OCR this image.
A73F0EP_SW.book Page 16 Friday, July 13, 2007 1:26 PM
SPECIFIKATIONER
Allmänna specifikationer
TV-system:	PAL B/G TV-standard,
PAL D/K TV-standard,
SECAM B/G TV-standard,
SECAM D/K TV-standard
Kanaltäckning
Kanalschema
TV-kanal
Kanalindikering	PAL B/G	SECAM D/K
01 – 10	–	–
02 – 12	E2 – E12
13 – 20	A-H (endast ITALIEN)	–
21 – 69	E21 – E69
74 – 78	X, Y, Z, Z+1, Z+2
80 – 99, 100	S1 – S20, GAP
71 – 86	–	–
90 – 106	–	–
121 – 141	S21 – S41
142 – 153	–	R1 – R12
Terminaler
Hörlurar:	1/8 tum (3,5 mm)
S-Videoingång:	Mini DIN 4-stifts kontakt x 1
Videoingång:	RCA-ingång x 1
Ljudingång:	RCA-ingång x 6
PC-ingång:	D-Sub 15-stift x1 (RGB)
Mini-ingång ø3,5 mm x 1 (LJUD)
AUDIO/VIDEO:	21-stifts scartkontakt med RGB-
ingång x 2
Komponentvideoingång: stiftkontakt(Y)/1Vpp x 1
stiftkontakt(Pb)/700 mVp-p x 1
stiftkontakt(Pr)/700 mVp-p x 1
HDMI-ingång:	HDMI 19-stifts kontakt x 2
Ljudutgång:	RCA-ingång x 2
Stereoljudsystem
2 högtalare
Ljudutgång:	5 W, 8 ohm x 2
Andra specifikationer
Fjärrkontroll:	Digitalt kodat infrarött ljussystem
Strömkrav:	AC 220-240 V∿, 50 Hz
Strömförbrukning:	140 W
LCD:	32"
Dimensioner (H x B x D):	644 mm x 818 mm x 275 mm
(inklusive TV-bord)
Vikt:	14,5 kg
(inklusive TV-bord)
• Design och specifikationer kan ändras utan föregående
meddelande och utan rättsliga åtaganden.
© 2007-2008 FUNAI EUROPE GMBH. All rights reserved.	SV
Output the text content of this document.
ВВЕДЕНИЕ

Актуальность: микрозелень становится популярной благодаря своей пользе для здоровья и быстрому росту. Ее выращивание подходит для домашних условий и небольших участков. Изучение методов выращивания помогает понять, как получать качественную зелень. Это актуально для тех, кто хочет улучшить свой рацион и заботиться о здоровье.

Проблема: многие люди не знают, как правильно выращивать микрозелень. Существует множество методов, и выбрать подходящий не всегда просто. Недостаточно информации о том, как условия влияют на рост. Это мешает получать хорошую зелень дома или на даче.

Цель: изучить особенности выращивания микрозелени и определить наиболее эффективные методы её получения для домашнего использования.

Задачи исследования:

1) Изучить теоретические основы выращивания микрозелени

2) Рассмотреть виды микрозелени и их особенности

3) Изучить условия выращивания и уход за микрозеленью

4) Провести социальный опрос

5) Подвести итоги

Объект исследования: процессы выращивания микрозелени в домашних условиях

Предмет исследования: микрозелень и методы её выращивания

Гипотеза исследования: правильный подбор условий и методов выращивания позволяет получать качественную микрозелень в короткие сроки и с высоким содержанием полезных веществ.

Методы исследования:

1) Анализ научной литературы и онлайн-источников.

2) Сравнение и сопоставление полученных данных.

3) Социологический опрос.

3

#### Aim of the task:
Copy out the full set of records precisely, leaving nothing out.

#### Response below:
OCR this image.
A73F0EP_SW.book Page 16 Friday, July 13, 2007 1:26 PM
SPECIFIKATIONER
Allmänna specifikationer
TV-system:	PAL B/G TV-standard,
PAL D/K TV-standard,
SECAM B/G TV-standard,
SECAM D/K TV-standard
Kanaltäckning
Kanalschema
TV-kanal
Kanalindikering	PAL B/G	SECAM D/K
01 – 10	–	–
02 – 12	E2 – E12
13 – 20	A-H (endast ITALIEN)	–
21 – 69	E21 – E69
74 – 78	X, Y, Z, Z+1, Z+2
80 – 99, 100	S1 – S20, GAP
71 – 86	–	–
90 – 106	–	–
121 – 141	S21 – S41
142 – 153	–	R1 – R12
Terminaler
Hörlurar:	1/8 tum (3,5 mm)
S-Videoingång:	Mini DIN 4-stifts kontakt x 1
Videoingång:	RCA-ingång x 1
Ljudingång:	RCA-ingång x 6
PC-ingång:	D-Sub 15-stift x1 (RGB)
Mini-ingång ø3,5 mm x 1 (LJUD)
AUDIO/VIDEO:	21-stifts scartkontakt med RGB-
ingång x 2
Komponentvideoingång: stiftkontakt(Y)/1Vpp x 1
stiftkontakt(Pb)/700 mVp-p x 1
stiftkontakt(Pr)/700 mVp-p x 1
HDMI-ingång:	HDMI 19-stifts kontakt x 2
Ljudutgång:	RCA-ingång x 2
Stereoljudsystem
2 högtalare
Ljudutgång:	5 W, 8 ohm x 2
Andra specifikationer
Fjärrkontroll:	Digitalt kodat infrarött ljussystem
Strömkrav:	AC 220-240 V∿, 50 Hz
Strömförbrukning:	140 W
LCD:	32"
Dimensioner (H x B x D):	644 mm x 818 mm x 275 mm
(inklusive TV-bord)
Vikt:	14,5 kg
(inklusive TV-bord)
• Design och specifikationer kan ändras utan föregående
meddelande och utan rättsliga åtaganden.
© 2007-2008 FUNAI EUROPE GMBH. All rights reserved.	SV
Output the text content of this document.
ВВЕДЕНИЕ

Актуальность: микрозелень становится популярной благодаря своей пользе для здоровья и быстрому росту. Ее выращивание подходит для домашних условий и небольших участков. Изучение методов выращивания помогает понять, как получать качественную зелень. Это актуально для тех, кто хочет улучшить свой рацион и заботиться о здоровье.

Проблема: многие люди не знают, как правильно выращивать микрозелень. Существует множество методов, и выбрать подходящий не всегда просто. Недостаточно информации о том, как условия влияют на рост. Это мешает получать хорошую зелень дома или на даче.

Цель: изучить особенности выращивания микрозелени и определить наиболее эффективные методы её получения для домашнего использования.

Задачи исследования:

1) Изучить теоретические основы выращивания микрозелени

2) Рассмотреть виды микрозелени и их особенности

3) Изучить условия выращивания и уход за микрозеленью

4) Провести социальный опрос

5) Подвести итоги

Объект исследования: процессы выращивания микрозелени в домашних условиях

Предмет исследования: микрозелень и методы её выращивания

Гипотеза исследования: правильный подбор условий и методов выращивания позволяет получать качественную микрозелень в короткие сроки и с высоким содержанием полезных веществ.

Методы исследования:

1) Анализ научной литературы и онлайн-источников.

2) Сравнение и сопоставление полученных данных.

3) Социологический опрос.

3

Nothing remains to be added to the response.